## What you should do
Reproduce the records that follow exactly as they appear.

Start of Block

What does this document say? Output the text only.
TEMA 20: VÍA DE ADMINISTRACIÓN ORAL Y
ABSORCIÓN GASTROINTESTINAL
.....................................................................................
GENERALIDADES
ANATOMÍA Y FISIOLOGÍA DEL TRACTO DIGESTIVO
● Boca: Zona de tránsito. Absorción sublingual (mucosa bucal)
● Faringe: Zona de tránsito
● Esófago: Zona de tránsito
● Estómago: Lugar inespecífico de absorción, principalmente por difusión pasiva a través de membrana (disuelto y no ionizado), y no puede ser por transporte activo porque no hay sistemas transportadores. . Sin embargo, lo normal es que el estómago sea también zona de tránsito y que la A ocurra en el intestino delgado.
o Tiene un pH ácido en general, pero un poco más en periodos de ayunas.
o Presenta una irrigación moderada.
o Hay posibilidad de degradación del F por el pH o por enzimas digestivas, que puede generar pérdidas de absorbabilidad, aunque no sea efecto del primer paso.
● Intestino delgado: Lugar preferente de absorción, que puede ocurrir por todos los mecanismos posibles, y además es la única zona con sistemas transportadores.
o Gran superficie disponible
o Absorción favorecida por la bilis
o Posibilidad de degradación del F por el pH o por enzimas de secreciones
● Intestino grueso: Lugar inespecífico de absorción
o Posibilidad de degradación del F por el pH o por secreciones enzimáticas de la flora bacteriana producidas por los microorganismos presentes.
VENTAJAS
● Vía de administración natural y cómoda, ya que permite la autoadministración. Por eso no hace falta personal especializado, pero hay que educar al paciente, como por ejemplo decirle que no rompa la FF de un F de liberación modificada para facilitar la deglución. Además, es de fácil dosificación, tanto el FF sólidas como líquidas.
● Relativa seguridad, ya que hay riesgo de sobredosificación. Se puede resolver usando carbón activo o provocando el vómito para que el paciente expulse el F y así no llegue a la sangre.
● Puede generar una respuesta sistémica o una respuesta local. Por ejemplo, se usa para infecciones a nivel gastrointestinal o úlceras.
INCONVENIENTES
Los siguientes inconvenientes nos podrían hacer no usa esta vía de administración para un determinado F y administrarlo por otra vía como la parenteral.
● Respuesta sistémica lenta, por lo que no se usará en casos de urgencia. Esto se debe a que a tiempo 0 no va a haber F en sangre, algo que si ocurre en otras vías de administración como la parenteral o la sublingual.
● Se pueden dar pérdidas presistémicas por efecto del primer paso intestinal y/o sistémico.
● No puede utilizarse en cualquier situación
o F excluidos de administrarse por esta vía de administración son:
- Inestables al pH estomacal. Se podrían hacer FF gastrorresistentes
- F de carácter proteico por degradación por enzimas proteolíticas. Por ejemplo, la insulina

End of Block

## Problem solution
What does this document say? Output the text only.
TEMA 20: VÍA DE ADMINISTRACIÓN ORAL Y
ABSORCIÓN GASTROINTESTINAL
.....................................................................................
GENERALIDADES
ANATOMÍA Y FISIOLOGÍA DEL TRACTO DIGESTIVO
● Boca: Zona de tránsito. Absorción sublingual (mucosa bucal)
● Faringe: Zona de tránsito
● Esófago: Zona de tránsito
● Estómago: Lugar inespecífico de absorción, principalmente por difusión pasiva a través de membrana (disuelto y no ionizado), y no puede ser por transporte activo porque no hay sistemas transportadores. . Sin embargo, lo normal es que el estómago sea también zona de tránsito y que la A ocurra en el intestino delgado.
o Tiene un pH ácido en general, pero un poco más en periodos de ayunas.
o Presenta una irrigación moderada.
o Hay posibilidad de degradación del F por el pH o por enzimas digestivas, que puede generar pérdidas de absorbabilidad, aunque no sea efecto del primer paso.
● Intestino delgado: Lugar preferente de absorción, que puede ocurrir por todos los mecanismos posibles, y además es la única zona con sistemas transportadores.
o Gran superficie disponible
o Absorción favorecida por la bilis
o Posibilidad de degradación del F por el pH o por enzimas de secreciones
● Intestino grueso: Lugar inespecífico de absorción
o Posibilidad de degradación del F por el pH o por secreciones enzimáticas de la flora bacteriana producidas por los microorganismos presentes.
VENTAJAS
● Vía de administración natural y cómoda, ya que permite la autoadministración. Por eso no hace falta personal especializado, pero hay que educar al paciente, como por ejemplo decirle que no rompa la FF de un F de liberación modificada para facilitar la deglución. Además, es de fácil dosificación, tanto el FF sólidas como líquidas.
● Relativa seguridad, ya que hay riesgo de sobredosificación. Se puede resolver usando carbón activo o provocando el vómito para que el paciente expulse el F y así no llegue a la sangre.
● Puede generar una respuesta sistémica o una respuesta local. Por ejemplo, se usa para infecciones a nivel gastrointestinal o úlceras.
INCONVENIENTES
Los siguientes inconvenientes nos podrían hacer no usa esta vía de administración para un determinado F y administrarlo por otra vía como la parenteral.
● Respuesta sistémica lenta, por lo que no se usará en casos de urgencia. Esto se debe a que a tiempo 0 no va a haber F en sangre, algo que si ocurre en otras vías de administración como la parenteral o la sublingual.
● Se pueden dar pérdidas presistémicas por efecto del primer paso intestinal y/o sistémico.
● No puede utilizarse en cualquier situación
o F excluidos de administrarse por esta vía de administración son:
- Inestables al pH estomacal. Se podrían hacer FF gastrorresistentes
- F de carácter proteico por degradación por enzimas proteolíticas. Por ejemplo, la insulina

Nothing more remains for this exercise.